Data items:
::::

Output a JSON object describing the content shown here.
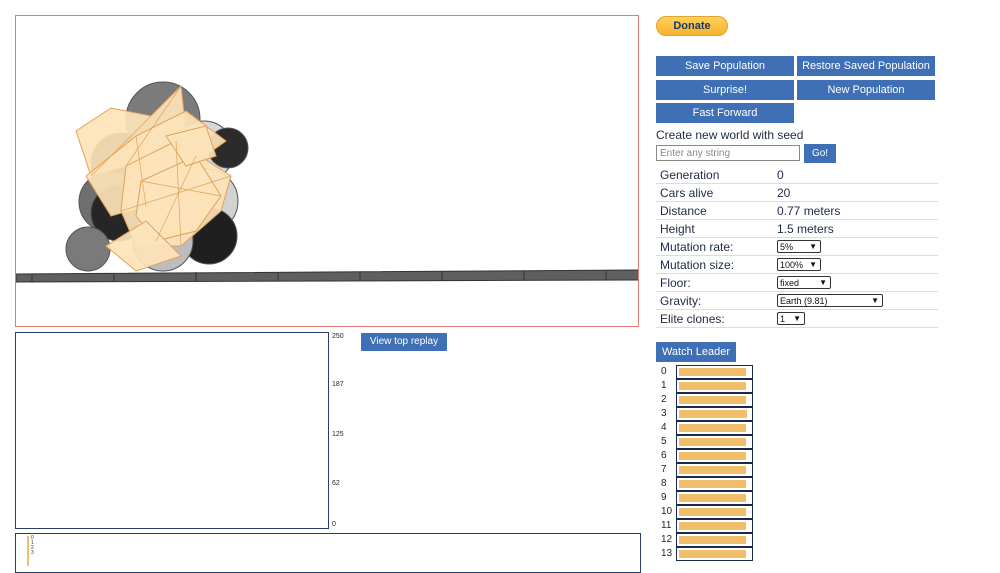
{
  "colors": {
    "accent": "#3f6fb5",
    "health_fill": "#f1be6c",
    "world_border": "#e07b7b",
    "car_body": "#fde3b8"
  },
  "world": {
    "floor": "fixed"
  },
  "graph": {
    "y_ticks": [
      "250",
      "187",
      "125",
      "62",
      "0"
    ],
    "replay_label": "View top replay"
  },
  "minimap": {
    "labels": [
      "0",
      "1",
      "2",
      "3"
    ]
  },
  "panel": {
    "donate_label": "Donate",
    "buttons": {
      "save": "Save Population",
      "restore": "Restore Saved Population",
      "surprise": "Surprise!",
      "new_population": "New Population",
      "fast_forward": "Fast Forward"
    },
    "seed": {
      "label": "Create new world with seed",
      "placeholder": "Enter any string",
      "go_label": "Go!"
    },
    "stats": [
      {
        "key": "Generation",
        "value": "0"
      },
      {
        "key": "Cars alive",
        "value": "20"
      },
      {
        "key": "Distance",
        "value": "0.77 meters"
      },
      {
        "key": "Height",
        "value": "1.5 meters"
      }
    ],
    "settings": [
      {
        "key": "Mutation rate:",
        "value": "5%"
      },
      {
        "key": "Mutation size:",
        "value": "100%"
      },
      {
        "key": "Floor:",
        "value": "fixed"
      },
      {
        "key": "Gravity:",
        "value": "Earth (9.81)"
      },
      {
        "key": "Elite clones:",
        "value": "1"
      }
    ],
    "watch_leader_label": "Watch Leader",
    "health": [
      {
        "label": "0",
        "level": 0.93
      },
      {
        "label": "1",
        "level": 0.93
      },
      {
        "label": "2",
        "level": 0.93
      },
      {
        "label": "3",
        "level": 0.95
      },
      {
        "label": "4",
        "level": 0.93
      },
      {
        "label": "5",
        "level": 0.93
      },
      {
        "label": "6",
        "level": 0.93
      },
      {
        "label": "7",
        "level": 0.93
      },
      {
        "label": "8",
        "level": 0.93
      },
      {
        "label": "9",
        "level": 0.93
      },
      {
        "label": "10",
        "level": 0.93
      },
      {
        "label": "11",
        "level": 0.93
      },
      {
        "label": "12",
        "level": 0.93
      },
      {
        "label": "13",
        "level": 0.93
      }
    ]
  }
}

::::

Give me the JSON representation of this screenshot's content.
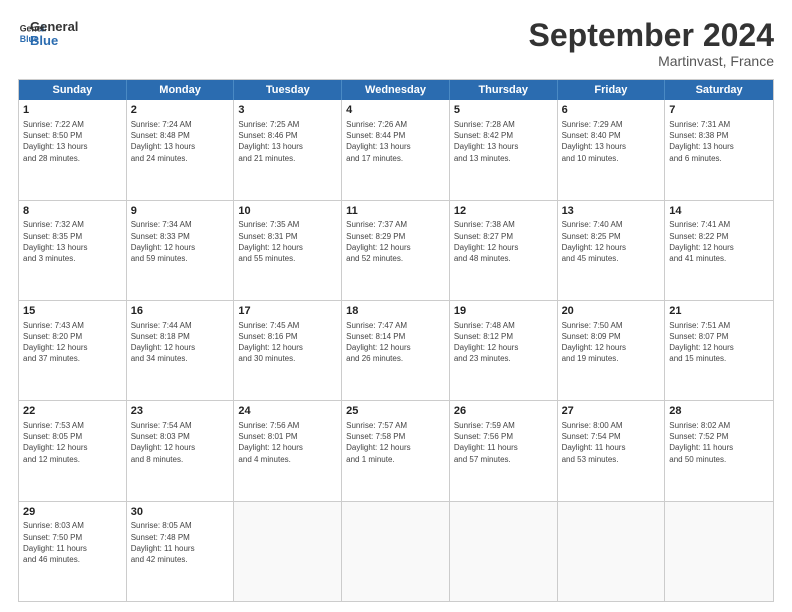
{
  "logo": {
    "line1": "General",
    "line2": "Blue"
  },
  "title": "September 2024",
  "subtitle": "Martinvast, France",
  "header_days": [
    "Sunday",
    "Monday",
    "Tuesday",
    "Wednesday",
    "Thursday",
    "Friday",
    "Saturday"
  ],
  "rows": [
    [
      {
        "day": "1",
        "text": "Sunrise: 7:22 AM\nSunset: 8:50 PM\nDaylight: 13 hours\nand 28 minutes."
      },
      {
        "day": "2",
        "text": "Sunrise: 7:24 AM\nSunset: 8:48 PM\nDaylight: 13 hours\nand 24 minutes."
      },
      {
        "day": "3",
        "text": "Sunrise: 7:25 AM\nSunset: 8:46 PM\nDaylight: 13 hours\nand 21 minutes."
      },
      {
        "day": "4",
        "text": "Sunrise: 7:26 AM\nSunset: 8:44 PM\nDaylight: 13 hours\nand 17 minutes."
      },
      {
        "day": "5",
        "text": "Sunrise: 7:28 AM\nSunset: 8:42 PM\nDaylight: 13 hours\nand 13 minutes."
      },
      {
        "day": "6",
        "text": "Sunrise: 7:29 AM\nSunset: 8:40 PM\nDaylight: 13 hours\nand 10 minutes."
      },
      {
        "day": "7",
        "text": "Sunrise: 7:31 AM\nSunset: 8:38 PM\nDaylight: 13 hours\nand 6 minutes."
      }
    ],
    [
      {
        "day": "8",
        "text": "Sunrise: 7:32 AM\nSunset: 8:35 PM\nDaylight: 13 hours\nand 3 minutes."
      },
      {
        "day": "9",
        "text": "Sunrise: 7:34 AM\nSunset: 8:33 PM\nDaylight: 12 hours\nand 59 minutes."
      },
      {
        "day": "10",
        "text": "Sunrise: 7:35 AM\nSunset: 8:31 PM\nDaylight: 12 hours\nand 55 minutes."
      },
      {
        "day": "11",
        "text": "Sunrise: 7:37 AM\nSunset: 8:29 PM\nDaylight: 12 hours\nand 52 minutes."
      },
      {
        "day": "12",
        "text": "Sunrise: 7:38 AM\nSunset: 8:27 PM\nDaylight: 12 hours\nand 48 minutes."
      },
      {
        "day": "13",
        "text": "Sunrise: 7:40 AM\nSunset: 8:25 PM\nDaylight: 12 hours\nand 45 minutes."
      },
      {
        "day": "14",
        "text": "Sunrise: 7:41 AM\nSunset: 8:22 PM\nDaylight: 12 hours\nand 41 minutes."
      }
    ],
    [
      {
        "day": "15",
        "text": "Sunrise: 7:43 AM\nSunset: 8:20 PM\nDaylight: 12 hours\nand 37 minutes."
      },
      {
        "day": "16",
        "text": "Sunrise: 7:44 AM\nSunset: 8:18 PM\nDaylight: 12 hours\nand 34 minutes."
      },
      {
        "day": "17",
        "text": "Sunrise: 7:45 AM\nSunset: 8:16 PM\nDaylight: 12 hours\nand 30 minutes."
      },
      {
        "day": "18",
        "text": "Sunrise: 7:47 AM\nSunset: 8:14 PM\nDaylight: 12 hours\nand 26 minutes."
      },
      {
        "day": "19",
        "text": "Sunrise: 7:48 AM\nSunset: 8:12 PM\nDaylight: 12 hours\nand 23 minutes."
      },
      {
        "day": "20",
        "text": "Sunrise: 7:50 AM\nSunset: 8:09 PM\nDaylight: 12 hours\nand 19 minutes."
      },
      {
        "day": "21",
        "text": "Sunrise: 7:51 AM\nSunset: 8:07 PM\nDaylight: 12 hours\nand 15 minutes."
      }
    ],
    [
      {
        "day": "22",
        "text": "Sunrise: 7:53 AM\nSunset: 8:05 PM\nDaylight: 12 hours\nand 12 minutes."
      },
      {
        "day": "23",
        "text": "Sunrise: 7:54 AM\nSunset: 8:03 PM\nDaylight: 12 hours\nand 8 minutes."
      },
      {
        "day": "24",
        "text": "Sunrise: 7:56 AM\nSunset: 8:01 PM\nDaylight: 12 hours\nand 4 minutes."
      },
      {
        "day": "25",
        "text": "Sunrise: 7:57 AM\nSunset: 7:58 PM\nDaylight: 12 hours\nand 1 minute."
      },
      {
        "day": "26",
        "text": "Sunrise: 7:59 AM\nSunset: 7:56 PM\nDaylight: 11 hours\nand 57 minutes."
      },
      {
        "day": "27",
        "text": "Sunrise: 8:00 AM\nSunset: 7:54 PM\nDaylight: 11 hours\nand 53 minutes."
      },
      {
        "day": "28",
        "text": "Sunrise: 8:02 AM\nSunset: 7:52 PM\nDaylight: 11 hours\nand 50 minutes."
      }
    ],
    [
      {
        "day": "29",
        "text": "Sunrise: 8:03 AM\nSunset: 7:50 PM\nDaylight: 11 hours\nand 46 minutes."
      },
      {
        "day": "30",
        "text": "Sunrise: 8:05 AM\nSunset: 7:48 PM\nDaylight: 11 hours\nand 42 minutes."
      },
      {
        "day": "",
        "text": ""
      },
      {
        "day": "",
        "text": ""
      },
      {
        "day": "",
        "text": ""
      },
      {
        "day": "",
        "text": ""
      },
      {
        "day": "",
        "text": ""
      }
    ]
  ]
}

::::

* Aim of the exercise *
Copy every line from the records above that contains the word "seed".

* Completed exercise *
    "seed": {
      "label": "Create new world with seed",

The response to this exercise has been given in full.